(Records excerpted from a collection)
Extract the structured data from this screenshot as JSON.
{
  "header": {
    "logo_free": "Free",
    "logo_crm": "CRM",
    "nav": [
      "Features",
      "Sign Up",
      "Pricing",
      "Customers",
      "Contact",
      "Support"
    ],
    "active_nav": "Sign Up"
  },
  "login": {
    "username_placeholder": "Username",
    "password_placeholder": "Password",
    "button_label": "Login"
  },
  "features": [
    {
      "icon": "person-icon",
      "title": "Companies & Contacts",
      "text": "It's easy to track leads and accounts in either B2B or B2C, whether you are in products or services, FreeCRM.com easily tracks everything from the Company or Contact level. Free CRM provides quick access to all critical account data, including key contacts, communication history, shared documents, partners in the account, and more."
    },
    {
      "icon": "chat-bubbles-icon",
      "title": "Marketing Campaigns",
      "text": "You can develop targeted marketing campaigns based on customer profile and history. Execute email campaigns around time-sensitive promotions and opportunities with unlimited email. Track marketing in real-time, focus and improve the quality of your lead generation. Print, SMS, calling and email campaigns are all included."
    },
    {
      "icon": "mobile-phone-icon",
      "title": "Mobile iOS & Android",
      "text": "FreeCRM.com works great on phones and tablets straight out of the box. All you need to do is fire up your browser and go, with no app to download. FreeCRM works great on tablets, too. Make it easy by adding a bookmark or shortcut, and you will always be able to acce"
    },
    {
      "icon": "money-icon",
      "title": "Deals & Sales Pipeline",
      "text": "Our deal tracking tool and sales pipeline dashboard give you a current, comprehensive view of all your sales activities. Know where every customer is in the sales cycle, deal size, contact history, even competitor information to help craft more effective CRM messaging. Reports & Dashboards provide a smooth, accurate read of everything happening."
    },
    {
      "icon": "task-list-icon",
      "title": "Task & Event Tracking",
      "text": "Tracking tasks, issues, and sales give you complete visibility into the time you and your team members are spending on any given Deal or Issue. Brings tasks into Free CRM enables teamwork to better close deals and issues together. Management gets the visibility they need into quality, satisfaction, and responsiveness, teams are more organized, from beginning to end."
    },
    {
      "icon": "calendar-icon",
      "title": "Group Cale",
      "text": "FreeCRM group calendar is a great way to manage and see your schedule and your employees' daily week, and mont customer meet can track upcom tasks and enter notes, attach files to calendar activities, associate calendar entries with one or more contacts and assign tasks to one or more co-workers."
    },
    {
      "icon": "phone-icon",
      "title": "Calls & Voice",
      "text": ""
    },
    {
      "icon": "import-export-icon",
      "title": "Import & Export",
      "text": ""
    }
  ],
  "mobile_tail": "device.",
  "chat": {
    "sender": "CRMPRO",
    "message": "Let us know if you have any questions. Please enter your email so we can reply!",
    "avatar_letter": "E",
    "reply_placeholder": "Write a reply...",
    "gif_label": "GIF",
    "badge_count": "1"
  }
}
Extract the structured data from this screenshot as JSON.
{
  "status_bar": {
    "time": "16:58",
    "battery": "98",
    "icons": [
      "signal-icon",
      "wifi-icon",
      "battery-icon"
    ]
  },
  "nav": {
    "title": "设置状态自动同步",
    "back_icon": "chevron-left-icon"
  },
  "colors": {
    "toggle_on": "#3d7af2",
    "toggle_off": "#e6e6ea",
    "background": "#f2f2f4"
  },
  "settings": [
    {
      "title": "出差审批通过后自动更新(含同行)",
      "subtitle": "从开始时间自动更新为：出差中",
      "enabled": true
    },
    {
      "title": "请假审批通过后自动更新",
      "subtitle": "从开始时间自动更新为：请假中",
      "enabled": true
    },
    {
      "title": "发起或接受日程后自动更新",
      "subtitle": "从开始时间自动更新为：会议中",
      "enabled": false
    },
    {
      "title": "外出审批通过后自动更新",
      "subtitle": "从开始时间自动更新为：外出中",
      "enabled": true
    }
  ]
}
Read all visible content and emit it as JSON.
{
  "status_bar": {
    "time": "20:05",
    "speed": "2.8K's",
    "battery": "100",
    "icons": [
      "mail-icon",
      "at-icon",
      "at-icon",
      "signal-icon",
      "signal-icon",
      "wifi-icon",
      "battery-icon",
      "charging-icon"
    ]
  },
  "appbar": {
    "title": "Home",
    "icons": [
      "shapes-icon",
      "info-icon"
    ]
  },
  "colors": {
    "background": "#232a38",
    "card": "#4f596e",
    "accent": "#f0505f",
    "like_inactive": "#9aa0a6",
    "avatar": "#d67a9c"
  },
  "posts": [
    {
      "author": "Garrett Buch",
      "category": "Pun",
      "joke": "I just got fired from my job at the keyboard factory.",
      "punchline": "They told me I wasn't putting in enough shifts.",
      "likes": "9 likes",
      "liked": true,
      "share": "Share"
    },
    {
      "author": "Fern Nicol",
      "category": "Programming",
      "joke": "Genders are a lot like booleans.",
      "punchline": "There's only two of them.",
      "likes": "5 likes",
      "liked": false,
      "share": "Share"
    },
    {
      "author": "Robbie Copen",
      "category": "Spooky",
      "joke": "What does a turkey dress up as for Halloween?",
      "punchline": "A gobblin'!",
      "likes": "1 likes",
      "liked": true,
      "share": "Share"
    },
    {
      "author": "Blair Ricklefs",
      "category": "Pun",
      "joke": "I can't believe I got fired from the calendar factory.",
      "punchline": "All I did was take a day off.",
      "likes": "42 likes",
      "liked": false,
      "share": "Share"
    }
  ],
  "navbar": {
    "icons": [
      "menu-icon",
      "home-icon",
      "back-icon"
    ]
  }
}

### What you are asked to do
Count each line of the data where the word "subtitle" appears, then reply with the total only.

### Exercise output
4